* Begin *
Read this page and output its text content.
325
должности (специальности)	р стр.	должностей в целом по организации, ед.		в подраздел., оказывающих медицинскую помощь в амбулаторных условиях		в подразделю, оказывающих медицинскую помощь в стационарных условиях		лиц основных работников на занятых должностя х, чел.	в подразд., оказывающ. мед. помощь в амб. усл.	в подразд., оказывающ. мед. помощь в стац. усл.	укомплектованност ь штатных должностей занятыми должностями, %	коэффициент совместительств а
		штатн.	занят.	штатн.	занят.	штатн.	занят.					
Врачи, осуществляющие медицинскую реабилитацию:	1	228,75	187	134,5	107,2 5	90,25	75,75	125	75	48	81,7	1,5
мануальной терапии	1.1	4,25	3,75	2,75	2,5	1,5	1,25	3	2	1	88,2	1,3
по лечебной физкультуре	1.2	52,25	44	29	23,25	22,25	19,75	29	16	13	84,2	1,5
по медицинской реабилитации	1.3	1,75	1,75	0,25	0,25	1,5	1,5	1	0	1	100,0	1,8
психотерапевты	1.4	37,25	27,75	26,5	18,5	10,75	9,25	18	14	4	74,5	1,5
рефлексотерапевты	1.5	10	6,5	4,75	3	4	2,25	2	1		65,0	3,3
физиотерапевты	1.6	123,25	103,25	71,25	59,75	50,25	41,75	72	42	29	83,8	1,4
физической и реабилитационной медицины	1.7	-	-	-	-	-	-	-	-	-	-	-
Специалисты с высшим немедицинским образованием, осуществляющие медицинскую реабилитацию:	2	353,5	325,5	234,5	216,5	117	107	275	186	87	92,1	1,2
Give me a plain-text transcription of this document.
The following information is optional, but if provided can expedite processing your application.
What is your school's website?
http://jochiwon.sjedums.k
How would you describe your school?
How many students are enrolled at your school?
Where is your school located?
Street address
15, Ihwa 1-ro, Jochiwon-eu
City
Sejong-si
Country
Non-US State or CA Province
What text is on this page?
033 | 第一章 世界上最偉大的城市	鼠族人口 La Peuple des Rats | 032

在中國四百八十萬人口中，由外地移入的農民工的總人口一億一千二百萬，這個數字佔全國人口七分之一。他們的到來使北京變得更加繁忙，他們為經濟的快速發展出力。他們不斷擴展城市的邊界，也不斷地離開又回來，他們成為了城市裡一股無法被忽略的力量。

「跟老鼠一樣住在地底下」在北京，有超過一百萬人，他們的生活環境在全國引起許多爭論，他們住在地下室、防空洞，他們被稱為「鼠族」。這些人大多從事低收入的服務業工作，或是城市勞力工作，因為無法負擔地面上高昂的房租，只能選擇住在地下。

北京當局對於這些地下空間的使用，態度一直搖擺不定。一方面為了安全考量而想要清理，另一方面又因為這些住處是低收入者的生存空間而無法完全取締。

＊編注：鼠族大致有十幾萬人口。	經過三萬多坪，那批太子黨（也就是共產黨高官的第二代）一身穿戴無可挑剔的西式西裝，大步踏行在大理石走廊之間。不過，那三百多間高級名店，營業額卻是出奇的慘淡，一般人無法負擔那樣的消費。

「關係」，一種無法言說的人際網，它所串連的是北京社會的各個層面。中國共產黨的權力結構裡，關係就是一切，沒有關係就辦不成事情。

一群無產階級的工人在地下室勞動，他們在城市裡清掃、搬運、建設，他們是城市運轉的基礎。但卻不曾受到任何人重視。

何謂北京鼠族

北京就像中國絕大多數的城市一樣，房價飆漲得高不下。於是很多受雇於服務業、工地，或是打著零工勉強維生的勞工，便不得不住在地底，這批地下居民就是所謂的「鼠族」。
* End *
* Begin *
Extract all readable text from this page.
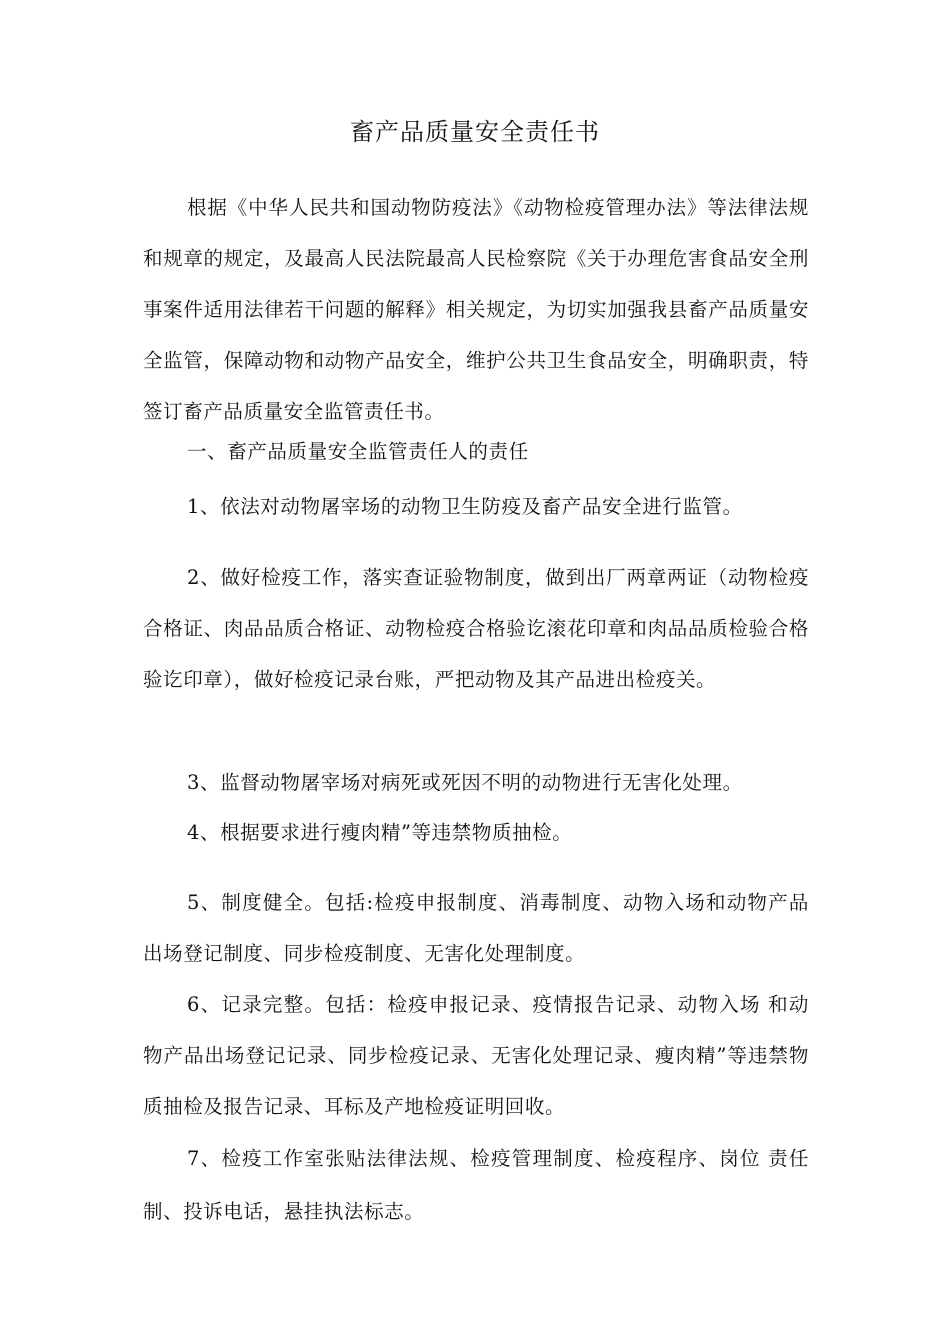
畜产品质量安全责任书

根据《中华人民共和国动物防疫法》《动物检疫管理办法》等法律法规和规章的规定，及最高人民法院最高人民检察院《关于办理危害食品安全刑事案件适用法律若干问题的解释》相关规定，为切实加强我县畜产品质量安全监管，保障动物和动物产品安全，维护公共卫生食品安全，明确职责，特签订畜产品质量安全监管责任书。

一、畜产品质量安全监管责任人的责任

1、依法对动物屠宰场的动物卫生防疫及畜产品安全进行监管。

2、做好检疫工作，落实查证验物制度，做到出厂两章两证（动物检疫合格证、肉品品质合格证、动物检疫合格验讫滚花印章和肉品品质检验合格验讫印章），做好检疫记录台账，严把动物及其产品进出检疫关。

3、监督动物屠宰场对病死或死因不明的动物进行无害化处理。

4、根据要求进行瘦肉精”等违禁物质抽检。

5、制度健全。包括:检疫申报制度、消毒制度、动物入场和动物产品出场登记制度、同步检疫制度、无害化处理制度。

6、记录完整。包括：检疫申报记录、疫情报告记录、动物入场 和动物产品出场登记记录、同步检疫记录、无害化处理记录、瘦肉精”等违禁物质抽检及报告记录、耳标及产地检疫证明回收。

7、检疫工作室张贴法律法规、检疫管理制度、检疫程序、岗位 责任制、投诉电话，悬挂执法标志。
* End *
* [EXERCISE AIM] Using the listing above, return all lines where the word "school" occurs.

* [OUTPUT]
What is your school's website?
How would you describe your school?
How many students are enrolled at your school?
Where is your school located?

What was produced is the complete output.